→ Task statement: Please pull out every line that includes the string "text".

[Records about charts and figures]
* * *

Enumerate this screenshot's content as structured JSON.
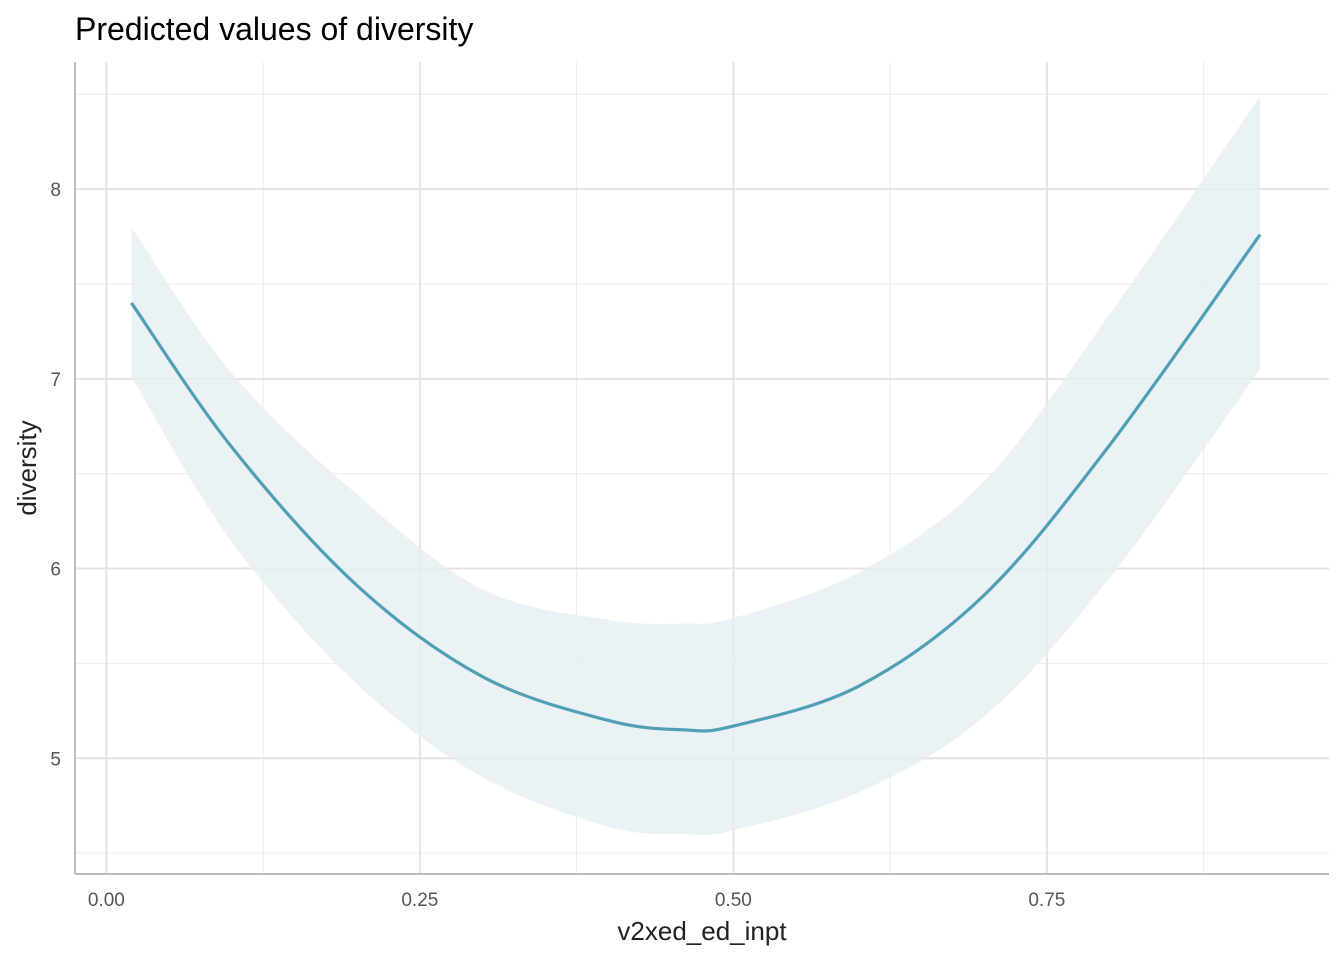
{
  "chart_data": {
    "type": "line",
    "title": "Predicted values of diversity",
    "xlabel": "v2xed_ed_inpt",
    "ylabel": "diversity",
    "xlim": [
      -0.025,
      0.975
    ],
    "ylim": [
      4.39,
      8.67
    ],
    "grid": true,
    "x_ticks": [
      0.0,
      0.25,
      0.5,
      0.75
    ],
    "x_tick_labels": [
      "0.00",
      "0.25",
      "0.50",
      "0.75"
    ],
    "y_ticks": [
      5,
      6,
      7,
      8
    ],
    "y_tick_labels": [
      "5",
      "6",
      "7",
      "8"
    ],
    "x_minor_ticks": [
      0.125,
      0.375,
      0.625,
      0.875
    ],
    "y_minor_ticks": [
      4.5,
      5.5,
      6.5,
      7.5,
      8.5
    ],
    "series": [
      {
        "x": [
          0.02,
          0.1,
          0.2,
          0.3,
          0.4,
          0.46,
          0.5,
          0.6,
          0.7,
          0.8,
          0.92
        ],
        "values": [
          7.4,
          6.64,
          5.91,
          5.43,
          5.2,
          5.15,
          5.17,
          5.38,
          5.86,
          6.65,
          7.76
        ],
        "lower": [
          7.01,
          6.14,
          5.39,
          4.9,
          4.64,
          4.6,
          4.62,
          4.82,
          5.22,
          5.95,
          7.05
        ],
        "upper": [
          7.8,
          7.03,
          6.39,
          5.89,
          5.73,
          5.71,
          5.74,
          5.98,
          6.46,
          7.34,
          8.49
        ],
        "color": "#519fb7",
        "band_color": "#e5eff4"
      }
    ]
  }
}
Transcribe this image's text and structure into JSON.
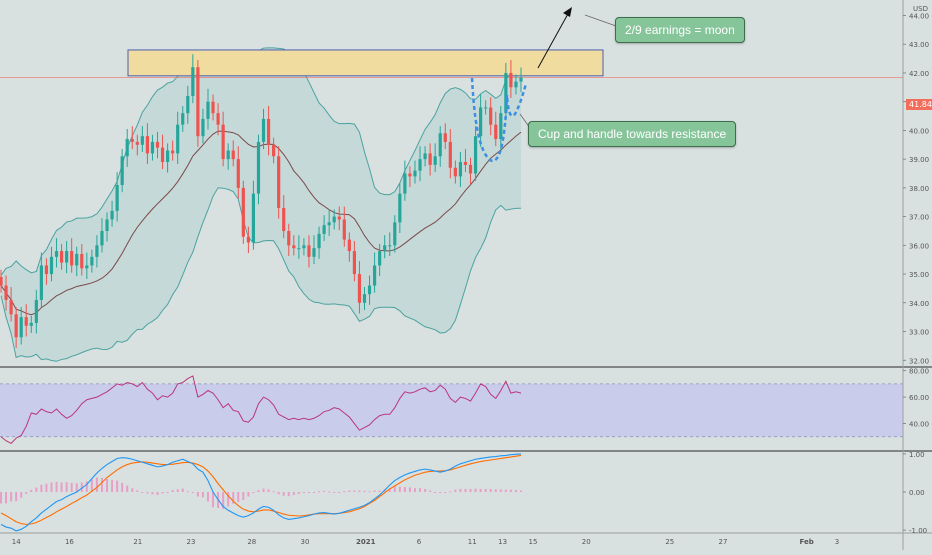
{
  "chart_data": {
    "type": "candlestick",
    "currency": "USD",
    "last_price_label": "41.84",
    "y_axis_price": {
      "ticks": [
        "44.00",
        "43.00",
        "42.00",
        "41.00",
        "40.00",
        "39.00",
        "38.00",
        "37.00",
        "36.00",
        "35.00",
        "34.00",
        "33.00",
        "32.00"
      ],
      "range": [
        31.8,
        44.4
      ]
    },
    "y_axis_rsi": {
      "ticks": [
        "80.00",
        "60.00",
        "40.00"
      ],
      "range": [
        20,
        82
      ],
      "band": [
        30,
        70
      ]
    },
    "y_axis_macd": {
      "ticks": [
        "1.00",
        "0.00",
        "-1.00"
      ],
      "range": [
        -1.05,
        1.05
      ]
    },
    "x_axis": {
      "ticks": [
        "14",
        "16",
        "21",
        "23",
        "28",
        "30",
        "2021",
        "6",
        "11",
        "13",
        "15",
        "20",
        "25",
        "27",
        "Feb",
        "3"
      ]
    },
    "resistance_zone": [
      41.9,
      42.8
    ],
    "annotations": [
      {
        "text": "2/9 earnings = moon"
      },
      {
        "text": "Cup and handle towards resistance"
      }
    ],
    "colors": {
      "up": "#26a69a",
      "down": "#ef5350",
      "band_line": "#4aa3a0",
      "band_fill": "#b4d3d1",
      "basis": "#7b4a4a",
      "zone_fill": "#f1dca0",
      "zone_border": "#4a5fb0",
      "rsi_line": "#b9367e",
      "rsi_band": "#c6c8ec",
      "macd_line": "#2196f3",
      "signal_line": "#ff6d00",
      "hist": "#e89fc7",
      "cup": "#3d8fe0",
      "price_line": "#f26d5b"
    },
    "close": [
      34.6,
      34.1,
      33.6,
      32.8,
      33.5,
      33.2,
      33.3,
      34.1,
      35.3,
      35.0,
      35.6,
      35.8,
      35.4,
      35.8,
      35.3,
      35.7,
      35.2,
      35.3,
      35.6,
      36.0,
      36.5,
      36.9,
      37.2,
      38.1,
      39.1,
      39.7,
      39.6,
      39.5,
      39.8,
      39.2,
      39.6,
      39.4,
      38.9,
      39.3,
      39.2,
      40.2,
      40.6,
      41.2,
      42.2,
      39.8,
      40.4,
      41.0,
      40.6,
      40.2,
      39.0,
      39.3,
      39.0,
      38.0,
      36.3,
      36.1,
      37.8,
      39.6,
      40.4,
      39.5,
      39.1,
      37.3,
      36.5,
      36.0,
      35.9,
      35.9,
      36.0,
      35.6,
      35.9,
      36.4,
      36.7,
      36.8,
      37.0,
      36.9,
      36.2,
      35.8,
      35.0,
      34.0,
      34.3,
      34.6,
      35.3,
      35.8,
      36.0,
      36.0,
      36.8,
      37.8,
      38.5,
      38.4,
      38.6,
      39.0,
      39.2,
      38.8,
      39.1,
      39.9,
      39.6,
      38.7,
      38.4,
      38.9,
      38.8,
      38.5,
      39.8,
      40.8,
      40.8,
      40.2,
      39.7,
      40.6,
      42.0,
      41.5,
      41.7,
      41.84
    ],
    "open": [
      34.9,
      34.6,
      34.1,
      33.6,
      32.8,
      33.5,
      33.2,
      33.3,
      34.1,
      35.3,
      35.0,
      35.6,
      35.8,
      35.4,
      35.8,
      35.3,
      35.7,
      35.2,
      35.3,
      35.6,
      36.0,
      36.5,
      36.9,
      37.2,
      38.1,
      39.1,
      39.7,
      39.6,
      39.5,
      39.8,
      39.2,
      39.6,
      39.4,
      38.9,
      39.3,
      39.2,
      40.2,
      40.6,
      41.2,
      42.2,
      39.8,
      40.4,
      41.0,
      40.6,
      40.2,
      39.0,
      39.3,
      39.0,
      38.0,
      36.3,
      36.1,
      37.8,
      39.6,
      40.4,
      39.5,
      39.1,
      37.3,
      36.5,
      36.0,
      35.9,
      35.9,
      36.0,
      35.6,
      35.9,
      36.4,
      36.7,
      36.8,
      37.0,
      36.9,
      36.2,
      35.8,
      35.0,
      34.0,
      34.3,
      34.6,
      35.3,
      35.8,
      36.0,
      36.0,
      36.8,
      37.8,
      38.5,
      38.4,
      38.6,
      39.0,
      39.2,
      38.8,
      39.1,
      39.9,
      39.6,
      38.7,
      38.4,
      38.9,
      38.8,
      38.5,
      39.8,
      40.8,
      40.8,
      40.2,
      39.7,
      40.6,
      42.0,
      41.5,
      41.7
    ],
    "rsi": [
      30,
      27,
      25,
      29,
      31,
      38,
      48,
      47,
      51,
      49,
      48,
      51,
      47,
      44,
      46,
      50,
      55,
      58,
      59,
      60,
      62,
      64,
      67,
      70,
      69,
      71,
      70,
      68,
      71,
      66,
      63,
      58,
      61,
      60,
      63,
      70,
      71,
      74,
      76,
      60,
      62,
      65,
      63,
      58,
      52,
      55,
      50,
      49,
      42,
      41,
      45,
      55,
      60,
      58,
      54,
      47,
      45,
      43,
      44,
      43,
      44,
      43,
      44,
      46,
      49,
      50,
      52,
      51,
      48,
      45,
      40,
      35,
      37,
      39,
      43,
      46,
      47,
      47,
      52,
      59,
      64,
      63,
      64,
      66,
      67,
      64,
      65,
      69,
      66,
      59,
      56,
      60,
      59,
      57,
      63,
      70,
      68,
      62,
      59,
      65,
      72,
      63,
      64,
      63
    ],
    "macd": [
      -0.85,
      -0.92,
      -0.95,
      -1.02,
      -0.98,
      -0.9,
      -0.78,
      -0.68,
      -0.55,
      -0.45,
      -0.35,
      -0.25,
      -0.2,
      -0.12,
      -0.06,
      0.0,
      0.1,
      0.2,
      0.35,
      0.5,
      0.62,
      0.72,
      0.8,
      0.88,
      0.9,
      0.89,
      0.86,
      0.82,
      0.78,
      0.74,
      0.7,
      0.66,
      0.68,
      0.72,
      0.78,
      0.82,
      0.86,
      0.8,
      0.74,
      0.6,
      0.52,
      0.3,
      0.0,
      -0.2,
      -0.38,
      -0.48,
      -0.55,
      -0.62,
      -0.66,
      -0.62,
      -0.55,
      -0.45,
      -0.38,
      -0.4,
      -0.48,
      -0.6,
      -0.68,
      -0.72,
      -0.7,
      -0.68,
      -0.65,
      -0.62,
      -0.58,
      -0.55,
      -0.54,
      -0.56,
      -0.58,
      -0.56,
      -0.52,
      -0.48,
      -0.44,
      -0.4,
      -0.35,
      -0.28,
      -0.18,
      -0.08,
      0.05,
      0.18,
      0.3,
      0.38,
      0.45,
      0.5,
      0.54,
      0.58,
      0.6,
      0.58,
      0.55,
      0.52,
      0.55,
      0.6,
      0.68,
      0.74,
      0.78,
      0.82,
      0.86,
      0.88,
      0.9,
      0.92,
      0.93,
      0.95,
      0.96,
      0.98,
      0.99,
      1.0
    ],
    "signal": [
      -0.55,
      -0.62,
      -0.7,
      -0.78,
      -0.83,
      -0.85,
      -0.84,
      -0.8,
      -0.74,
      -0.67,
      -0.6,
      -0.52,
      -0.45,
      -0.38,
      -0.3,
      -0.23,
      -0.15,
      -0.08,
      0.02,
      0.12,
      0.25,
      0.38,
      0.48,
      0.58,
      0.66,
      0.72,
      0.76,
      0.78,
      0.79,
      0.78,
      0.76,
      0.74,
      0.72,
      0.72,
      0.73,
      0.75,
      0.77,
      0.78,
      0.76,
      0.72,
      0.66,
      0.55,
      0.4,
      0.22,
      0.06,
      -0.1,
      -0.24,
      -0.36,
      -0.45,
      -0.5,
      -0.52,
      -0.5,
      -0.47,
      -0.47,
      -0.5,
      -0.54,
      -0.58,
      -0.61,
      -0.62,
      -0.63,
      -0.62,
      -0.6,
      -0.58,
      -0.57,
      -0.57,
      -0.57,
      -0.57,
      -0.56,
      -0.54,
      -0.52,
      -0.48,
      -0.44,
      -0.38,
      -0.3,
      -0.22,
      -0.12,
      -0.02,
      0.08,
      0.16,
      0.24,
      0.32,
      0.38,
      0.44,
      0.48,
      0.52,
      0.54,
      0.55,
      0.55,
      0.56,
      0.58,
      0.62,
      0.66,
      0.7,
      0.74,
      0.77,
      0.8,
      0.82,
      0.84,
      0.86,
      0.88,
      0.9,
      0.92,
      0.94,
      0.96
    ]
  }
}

* * *

→ Written response:
Transcribe this image's text and structure into JSON.
        "text": "2/9 earnings = moon"
        "text": "Cup and handle towards resistance"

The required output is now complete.